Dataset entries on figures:
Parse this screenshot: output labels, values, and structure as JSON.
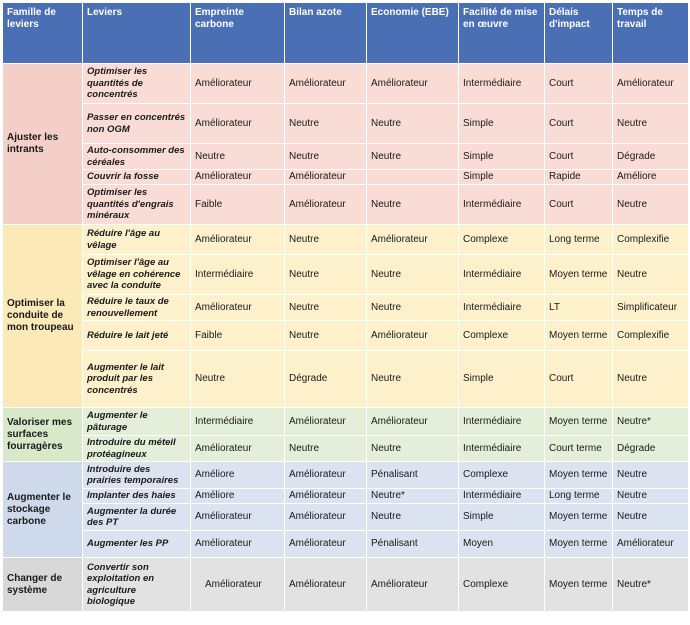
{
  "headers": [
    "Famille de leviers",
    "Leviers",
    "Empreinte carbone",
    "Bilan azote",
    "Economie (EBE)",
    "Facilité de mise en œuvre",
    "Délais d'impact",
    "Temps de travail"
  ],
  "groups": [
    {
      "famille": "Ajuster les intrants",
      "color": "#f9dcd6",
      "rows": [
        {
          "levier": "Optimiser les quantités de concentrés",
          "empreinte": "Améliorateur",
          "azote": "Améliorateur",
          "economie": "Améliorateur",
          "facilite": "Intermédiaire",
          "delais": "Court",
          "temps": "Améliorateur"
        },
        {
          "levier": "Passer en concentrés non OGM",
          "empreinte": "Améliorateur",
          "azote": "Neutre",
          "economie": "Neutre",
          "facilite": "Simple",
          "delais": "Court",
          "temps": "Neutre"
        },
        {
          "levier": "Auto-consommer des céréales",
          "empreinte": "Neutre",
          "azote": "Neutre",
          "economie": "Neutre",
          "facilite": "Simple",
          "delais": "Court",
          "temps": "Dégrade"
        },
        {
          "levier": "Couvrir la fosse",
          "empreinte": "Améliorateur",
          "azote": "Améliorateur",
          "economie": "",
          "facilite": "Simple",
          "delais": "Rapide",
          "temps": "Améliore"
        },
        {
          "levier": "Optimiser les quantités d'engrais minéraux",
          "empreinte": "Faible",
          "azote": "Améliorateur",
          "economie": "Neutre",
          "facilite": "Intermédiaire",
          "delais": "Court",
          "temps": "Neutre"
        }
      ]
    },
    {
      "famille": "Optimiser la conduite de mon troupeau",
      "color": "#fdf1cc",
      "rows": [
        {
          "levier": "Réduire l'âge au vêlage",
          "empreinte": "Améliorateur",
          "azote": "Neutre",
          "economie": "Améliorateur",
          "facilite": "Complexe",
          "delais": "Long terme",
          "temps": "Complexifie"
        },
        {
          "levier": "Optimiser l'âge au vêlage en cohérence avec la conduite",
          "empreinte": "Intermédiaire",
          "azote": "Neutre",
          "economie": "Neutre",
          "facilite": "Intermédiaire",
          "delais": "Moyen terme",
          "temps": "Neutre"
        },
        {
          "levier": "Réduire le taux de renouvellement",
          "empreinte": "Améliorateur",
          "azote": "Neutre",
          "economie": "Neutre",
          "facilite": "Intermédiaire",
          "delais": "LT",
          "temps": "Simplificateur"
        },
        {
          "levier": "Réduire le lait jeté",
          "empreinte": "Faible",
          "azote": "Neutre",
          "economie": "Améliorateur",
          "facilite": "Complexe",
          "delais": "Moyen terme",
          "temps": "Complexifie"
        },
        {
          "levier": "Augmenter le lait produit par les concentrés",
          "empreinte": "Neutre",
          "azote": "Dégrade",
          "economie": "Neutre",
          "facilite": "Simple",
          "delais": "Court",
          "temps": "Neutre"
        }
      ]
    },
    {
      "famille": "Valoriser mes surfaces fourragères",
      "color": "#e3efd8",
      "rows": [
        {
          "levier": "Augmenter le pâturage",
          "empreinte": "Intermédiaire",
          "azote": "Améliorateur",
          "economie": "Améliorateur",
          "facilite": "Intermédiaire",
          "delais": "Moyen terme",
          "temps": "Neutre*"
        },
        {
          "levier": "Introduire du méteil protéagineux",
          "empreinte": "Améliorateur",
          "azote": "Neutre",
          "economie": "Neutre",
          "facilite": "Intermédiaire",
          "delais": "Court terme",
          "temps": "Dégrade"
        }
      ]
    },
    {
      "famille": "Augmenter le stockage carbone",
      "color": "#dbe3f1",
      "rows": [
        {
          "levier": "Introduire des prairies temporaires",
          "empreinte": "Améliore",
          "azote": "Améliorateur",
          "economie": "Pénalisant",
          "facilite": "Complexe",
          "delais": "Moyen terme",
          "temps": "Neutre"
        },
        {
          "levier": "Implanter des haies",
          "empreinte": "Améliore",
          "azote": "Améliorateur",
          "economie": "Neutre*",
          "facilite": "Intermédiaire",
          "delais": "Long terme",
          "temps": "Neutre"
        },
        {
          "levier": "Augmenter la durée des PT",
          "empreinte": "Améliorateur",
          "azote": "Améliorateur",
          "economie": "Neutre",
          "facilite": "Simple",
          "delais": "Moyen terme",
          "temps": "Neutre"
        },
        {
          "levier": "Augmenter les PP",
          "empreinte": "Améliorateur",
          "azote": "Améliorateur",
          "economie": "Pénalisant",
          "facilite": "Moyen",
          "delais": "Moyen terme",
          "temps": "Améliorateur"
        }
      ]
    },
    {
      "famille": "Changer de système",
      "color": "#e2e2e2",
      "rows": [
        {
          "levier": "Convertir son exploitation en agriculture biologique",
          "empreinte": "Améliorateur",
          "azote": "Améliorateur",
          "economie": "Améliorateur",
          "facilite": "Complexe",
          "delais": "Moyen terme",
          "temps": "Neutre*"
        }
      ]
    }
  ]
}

Problem to work on —
Find all lines where the word "conduite" appears. Copy them.

Task output —
      "famille": "Optimiser la conduite de mon troupeau",
          "levier": "Optimiser l'âge au vêlage en cohérence avec la conduite",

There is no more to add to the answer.